TASK GOAL.
Reproduce all of the material exactly as shown.

DATA TO USE.
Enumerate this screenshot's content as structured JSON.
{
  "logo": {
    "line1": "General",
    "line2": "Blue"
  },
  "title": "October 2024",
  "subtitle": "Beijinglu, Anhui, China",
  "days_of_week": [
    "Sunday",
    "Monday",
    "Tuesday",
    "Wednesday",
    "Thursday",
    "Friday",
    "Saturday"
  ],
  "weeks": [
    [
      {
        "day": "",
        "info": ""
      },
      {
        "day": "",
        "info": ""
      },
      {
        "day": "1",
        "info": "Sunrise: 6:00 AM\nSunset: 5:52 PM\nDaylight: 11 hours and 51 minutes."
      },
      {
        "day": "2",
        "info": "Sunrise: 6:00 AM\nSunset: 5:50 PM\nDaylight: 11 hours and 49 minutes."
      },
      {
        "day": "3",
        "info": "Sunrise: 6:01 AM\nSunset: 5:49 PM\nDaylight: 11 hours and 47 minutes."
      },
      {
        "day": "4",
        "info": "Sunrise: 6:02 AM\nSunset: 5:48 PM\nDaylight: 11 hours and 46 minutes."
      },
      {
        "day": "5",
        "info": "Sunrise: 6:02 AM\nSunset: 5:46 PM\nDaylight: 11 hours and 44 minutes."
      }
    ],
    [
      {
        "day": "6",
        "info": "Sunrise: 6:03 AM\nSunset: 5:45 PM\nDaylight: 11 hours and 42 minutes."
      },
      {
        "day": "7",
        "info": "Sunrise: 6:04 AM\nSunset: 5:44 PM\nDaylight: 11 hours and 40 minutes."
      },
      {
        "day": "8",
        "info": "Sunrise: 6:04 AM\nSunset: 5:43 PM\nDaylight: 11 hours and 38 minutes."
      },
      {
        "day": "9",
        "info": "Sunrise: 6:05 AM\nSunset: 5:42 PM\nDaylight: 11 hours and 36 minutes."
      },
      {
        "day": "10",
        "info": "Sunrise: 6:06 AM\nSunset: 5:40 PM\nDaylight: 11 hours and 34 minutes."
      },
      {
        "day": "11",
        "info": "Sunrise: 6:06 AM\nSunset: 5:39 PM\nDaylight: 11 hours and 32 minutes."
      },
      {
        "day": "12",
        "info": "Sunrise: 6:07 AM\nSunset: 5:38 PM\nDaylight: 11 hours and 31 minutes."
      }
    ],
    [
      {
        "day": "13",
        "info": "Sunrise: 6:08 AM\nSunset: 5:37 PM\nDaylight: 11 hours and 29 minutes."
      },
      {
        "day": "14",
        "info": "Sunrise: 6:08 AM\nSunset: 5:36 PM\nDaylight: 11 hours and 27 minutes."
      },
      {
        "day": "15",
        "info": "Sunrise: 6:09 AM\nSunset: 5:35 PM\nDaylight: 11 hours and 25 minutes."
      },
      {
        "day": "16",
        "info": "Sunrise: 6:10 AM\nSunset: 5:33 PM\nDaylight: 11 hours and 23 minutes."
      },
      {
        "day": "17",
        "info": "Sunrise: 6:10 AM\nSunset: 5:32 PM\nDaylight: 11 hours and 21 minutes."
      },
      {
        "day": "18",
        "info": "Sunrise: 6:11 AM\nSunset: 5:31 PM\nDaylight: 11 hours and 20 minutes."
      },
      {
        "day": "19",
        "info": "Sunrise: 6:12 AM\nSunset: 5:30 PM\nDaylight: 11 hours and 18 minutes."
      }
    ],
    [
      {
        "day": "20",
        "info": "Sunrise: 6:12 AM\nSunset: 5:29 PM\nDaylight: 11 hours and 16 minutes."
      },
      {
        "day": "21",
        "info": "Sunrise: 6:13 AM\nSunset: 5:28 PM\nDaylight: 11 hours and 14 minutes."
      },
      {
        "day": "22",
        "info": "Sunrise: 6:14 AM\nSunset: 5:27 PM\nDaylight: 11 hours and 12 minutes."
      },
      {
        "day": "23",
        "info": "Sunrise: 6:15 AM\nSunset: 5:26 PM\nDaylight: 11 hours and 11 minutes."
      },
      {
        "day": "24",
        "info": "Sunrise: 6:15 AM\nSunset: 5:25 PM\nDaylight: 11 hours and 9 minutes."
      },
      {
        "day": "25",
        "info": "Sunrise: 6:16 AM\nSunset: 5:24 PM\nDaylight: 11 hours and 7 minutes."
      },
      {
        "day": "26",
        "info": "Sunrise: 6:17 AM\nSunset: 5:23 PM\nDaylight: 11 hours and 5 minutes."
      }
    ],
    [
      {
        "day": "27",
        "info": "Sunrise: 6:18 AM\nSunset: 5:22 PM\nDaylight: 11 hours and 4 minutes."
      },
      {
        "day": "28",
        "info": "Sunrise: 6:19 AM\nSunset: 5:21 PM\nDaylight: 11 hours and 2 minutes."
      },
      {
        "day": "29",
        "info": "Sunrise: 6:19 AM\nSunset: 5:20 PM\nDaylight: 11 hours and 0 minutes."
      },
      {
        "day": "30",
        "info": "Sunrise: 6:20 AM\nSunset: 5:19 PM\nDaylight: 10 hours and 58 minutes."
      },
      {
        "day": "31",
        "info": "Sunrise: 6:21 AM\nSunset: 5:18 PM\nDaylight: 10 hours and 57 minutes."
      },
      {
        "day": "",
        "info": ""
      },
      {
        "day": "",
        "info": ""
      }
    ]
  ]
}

TASK ANSWER.
Enumerate this screenshot's content as structured JSON.
{
  "logo": {
    "line1": "General",
    "line2": "Blue"
  },
  "title": "October 2024",
  "subtitle": "Beijinglu, Anhui, China",
  "days_of_week": [
    "Sunday",
    "Monday",
    "Tuesday",
    "Wednesday",
    "Thursday",
    "Friday",
    "Saturday"
  ],
  "weeks": [
    [
      {
        "day": "",
        "info": ""
      },
      {
        "day": "",
        "info": ""
      },
      {
        "day": "1",
        "info": "Sunrise: 6:00 AM\nSunset: 5:52 PM\nDaylight: 11 hours and 51 minutes."
      },
      {
        "day": "2",
        "info": "Sunrise: 6:00 AM\nSunset: 5:50 PM\nDaylight: 11 hours and 49 minutes."
      },
      {
        "day": "3",
        "info": "Sunrise: 6:01 AM\nSunset: 5:49 PM\nDaylight: 11 hours and 47 minutes."
      },
      {
        "day": "4",
        "info": "Sunrise: 6:02 AM\nSunset: 5:48 PM\nDaylight: 11 hours and 46 minutes."
      },
      {
        "day": "5",
        "info": "Sunrise: 6:02 AM\nSunset: 5:46 PM\nDaylight: 11 hours and 44 minutes."
      }
    ],
    [
      {
        "day": "6",
        "info": "Sunrise: 6:03 AM\nSunset: 5:45 PM\nDaylight: 11 hours and 42 minutes."
      },
      {
        "day": "7",
        "info": "Sunrise: 6:04 AM\nSunset: 5:44 PM\nDaylight: 11 hours and 40 minutes."
      },
      {
        "day": "8",
        "info": "Sunrise: 6:04 AM\nSunset: 5:43 PM\nDaylight: 11 hours and 38 minutes."
      },
      {
        "day": "9",
        "info": "Sunrise: 6:05 AM\nSunset: 5:42 PM\nDaylight: 11 hours and 36 minutes."
      },
      {
        "day": "10",
        "info": "Sunrise: 6:06 AM\nSunset: 5:40 PM\nDaylight: 11 hours and 34 minutes."
      },
      {
        "day": "11",
        "info": "Sunrise: 6:06 AM\nSunset: 5:39 PM\nDaylight: 11 hours and 32 minutes."
      },
      {
        "day": "12",
        "info": "Sunrise: 6:07 AM\nSunset: 5:38 PM\nDaylight: 11 hours and 31 minutes."
      }
    ],
    [
      {
        "day": "13",
        "info": "Sunrise: 6:08 AM\nSunset: 5:37 PM\nDaylight: 11 hours and 29 minutes."
      },
      {
        "day": "14",
        "info": "Sunrise: 6:08 AM\nSunset: 5:36 PM\nDaylight: 11 hours and 27 minutes."
      },
      {
        "day": "15",
        "info": "Sunrise: 6:09 AM\nSunset: 5:35 PM\nDaylight: 11 hours and 25 minutes."
      },
      {
        "day": "16",
        "info": "Sunrise: 6:10 AM\nSunset: 5:33 PM\nDaylight: 11 hours and 23 minutes."
      },
      {
        "day": "17",
        "info": "Sunrise: 6:10 AM\nSunset: 5:32 PM\nDaylight: 11 hours and 21 minutes."
      },
      {
        "day": "18",
        "info": "Sunrise: 6:11 AM\nSunset: 5:31 PM\nDaylight: 11 hours and 20 minutes."
      },
      {
        "day": "19",
        "info": "Sunrise: 6:12 AM\nSunset: 5:30 PM\nDaylight: 11 hours and 18 minutes."
      }
    ],
    [
      {
        "day": "20",
        "info": "Sunrise: 6:12 AM\nSunset: 5:29 PM\nDaylight: 11 hours and 16 minutes."
      },
      {
        "day": "21",
        "info": "Sunrise: 6:13 AM\nSunset: 5:28 PM\nDaylight: 11 hours and 14 minutes."
      },
      {
        "day": "22",
        "info": "Sunrise: 6:14 AM\nSunset: 5:27 PM\nDaylight: 11 hours and 12 minutes."
      },
      {
        "day": "23",
        "info": "Sunrise: 6:15 AM\nSunset: 5:26 PM\nDaylight: 11 hours and 11 minutes."
      },
      {
        "day": "24",
        "info": "Sunrise: 6:15 AM\nSunset: 5:25 PM\nDaylight: 11 hours and 9 minutes."
      },
      {
        "day": "25",
        "info": "Sunrise: 6:16 AM\nSunset: 5:24 PM\nDaylight: 11 hours and 7 minutes."
      },
      {
        "day": "26",
        "info": "Sunrise: 6:17 AM\nSunset: 5:23 PM\nDaylight: 11 hours and 5 minutes."
      }
    ],
    [
      {
        "day": "27",
        "info": "Sunrise: 6:18 AM\nSunset: 5:22 PM\nDaylight: 11 hours and 4 minutes."
      },
      {
        "day": "28",
        "info": "Sunrise: 6:19 AM\nSunset: 5:21 PM\nDaylight: 11 hours and 2 minutes."
      },
      {
        "day": "29",
        "info": "Sunrise: 6:19 AM\nSunset: 5:20 PM\nDaylight: 11 hours and 0 minutes."
      },
      {
        "day": "30",
        "info": "Sunrise: 6:20 AM\nSunset: 5:19 PM\nDaylight: 10 hours and 58 minutes."
      },
      {
        "day": "31",
        "info": "Sunrise: 6:21 AM\nSunset: 5:18 PM\nDaylight: 10 hours and 57 minutes."
      },
      {
        "day": "",
        "info": ""
      },
      {
        "day": "",
        "info": ""
      }
    ]
  ]
}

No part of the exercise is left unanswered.